What to do:
From the entries below, pull out each line where "Chart" appears.

········

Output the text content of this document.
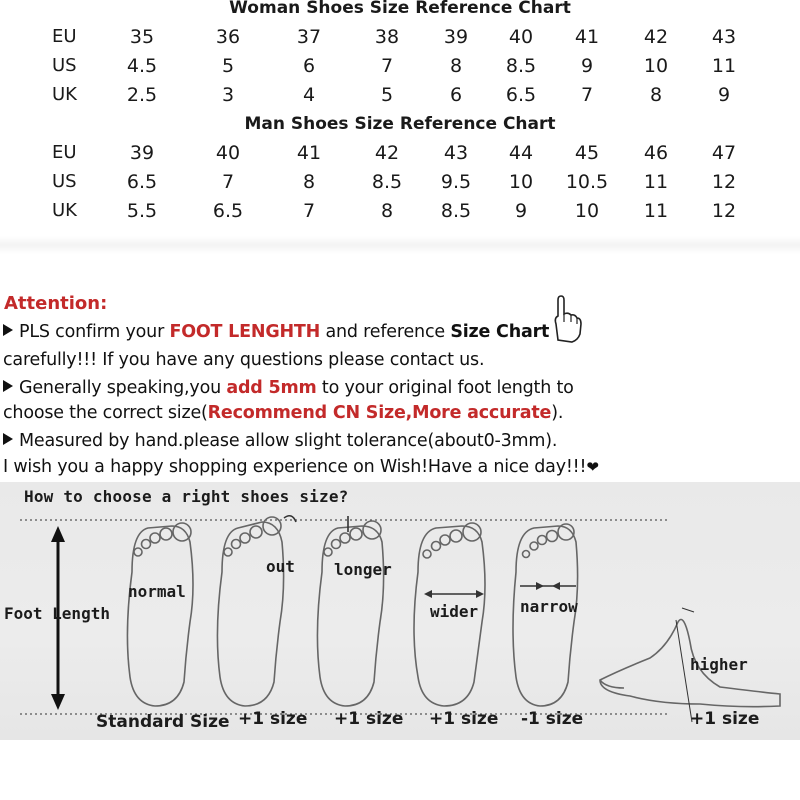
Woman Shoes Size Reference Chart
EU	35	36	37	38	39	40	41	42	43
US	4.5	5	6	7	8	8.5	9	10	11
UK	2.5	3	4	5	6	6.5	7	8	9
Man Shoes Size Reference Chart
EU	39	40	41	42	43	44	45	46	47
US	6.5	7	8	8.5	9.5	10	10.5	11	12
UK	5.5	6.5	7	8	8.5	9	10	11	12
Attention:
PLS confirm your FOOT LENGHTH and reference Size Chart
carefully!!! If you have any questions please contact us.
Generally speaking,you add 5mm to your original foot length to
choose the correct size(Recommend CN Size,More accurate).
Measured by hand.please allow slight tolerance(about0-3mm).
I wish you a happy shopping experience on Wish!Have a nice day!!!❤
How to choose a right shoes size?
Foot Length
normal
out longer
wider	narrow
higher
Standard Size +1 size +1 size +1 size -1 size	+1 size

········

Final result:
Woman Shoes Size Reference Chart
Man Shoes Size Reference Chart
PLS confirm your FOOT LENGHTH and reference Size Chart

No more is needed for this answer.